**DATA FOR THE TASK**
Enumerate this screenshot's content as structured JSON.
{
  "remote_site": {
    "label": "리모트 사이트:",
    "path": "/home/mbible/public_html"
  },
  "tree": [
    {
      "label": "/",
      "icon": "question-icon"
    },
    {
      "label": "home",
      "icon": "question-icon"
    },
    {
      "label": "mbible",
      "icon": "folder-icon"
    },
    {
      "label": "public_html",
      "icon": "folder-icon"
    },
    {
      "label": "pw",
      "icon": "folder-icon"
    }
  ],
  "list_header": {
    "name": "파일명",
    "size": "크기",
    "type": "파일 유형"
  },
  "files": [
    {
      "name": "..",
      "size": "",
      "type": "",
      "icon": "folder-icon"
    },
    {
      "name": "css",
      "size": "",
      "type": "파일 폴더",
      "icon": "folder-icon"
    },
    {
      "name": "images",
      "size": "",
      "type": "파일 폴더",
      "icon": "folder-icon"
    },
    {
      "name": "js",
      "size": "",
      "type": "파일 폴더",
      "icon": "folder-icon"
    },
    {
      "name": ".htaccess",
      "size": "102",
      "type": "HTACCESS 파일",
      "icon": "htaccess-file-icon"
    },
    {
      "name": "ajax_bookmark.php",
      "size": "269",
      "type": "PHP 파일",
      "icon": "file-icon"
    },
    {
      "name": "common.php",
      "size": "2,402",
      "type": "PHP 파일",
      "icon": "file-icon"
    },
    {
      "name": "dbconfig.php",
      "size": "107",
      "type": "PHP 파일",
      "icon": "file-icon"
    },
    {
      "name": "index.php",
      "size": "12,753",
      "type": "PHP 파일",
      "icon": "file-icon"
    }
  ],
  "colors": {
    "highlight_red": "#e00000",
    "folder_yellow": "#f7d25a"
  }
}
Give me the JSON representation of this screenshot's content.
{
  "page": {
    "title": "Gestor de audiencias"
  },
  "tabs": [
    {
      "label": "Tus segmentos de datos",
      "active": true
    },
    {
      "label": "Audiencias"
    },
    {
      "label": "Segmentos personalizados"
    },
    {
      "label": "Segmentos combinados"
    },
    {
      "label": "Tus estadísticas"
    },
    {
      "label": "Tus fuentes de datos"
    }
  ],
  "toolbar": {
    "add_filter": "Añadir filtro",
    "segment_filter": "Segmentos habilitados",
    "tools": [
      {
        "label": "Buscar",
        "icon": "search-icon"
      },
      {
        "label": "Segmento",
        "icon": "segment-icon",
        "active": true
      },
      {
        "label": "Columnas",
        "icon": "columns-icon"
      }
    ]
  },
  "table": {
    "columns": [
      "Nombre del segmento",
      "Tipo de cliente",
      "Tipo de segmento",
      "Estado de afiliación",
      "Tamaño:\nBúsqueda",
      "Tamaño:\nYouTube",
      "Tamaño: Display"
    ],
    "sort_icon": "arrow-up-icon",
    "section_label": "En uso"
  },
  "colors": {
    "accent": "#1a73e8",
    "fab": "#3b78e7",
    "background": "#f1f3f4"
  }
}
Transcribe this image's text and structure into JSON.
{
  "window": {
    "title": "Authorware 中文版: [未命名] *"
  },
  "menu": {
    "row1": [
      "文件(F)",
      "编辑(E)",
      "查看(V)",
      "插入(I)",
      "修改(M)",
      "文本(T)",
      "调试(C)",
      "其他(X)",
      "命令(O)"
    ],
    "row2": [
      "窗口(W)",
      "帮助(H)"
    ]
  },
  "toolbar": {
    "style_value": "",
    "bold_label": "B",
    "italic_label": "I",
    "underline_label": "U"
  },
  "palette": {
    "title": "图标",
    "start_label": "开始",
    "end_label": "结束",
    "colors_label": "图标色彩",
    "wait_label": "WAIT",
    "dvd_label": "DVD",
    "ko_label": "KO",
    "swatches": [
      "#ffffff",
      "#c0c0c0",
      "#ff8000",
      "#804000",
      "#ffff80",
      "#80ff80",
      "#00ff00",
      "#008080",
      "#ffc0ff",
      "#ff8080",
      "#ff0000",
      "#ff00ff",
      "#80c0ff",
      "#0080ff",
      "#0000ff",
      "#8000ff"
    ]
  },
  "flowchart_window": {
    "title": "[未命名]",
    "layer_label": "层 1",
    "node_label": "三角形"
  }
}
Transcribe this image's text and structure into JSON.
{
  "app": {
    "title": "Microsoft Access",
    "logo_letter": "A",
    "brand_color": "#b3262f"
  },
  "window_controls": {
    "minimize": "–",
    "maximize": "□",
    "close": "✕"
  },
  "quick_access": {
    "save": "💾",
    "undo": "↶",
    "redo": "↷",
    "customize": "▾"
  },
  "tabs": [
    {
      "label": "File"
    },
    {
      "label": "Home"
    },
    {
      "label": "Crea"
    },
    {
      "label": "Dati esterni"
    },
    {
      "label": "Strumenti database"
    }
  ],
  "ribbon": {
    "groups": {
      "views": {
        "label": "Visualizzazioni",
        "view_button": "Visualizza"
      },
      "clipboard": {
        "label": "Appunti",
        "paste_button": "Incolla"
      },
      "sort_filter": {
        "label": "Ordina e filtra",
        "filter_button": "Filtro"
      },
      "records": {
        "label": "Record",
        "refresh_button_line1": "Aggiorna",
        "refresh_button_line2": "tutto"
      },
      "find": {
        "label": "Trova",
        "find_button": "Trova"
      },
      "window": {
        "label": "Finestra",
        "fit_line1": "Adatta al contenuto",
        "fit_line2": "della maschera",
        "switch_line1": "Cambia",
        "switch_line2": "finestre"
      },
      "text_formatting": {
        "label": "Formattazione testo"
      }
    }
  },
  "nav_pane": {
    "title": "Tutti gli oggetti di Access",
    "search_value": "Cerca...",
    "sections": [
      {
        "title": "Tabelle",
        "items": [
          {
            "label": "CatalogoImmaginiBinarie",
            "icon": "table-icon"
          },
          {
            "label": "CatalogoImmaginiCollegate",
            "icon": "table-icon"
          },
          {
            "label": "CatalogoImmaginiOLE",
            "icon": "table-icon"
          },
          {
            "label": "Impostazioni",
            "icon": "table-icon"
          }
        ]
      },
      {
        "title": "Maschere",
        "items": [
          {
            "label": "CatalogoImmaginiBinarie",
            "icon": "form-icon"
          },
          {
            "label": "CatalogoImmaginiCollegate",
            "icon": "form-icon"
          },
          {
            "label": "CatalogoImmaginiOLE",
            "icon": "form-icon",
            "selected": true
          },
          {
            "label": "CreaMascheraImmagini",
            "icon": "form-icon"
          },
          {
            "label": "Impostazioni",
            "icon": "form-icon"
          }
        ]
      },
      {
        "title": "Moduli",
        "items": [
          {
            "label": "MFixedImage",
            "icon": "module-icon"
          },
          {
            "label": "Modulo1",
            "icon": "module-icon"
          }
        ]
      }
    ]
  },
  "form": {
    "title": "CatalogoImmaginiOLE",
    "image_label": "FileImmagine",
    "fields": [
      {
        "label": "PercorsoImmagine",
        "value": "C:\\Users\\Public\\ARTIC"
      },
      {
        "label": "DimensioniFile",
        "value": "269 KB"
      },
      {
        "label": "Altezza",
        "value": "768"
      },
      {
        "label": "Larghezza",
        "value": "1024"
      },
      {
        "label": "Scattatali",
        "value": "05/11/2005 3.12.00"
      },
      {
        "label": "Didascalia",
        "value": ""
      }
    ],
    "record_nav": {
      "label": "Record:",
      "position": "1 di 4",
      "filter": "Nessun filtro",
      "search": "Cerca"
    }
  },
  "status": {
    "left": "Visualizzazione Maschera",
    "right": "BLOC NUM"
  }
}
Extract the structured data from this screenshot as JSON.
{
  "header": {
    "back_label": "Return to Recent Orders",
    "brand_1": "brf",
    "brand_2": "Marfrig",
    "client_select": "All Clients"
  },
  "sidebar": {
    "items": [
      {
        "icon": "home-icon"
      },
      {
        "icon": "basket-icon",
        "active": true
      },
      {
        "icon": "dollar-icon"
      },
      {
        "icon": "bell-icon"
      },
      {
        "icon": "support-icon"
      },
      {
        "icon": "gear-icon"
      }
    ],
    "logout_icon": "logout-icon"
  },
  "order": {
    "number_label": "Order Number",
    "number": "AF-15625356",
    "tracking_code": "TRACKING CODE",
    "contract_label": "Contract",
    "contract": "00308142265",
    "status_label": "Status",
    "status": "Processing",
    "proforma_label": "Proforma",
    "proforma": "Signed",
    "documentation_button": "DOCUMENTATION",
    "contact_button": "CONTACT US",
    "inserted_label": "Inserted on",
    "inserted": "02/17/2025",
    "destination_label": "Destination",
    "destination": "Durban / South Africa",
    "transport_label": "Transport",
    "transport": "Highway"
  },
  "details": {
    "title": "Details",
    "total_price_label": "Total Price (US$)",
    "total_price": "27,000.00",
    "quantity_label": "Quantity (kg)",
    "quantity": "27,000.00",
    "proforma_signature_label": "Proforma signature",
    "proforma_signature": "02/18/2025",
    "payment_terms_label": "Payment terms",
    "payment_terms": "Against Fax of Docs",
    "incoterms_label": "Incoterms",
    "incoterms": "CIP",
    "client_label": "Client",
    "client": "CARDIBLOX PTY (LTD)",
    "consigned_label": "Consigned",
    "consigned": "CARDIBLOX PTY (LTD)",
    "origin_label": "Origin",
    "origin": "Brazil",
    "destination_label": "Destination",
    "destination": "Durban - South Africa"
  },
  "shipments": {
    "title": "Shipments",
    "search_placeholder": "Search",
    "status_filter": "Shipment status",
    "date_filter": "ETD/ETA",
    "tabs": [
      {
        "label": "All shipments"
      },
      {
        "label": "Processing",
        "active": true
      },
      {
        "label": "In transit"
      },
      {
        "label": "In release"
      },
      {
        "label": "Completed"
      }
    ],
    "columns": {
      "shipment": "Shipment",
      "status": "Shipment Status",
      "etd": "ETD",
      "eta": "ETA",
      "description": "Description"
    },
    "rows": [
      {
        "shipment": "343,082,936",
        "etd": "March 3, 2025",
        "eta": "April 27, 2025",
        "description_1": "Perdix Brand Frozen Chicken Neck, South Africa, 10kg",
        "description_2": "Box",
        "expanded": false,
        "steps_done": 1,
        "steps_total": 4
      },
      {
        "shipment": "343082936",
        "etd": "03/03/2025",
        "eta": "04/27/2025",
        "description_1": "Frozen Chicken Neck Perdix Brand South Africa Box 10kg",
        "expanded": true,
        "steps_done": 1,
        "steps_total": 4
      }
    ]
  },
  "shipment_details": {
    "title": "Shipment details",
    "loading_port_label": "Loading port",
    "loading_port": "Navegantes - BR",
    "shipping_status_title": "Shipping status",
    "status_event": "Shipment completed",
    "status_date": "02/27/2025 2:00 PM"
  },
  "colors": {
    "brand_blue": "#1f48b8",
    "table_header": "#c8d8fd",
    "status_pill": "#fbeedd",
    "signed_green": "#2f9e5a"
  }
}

**PROBLEM TO SOLVE**
Check each line of the records above for "screenshot", and copy those that have it.

**PROBLEM SOLUTION**
Enumerate this screenshot's content as structured JSON.
Give me the JSON representation of this screenshot's content.
Extract the structured data from this screenshot as JSON.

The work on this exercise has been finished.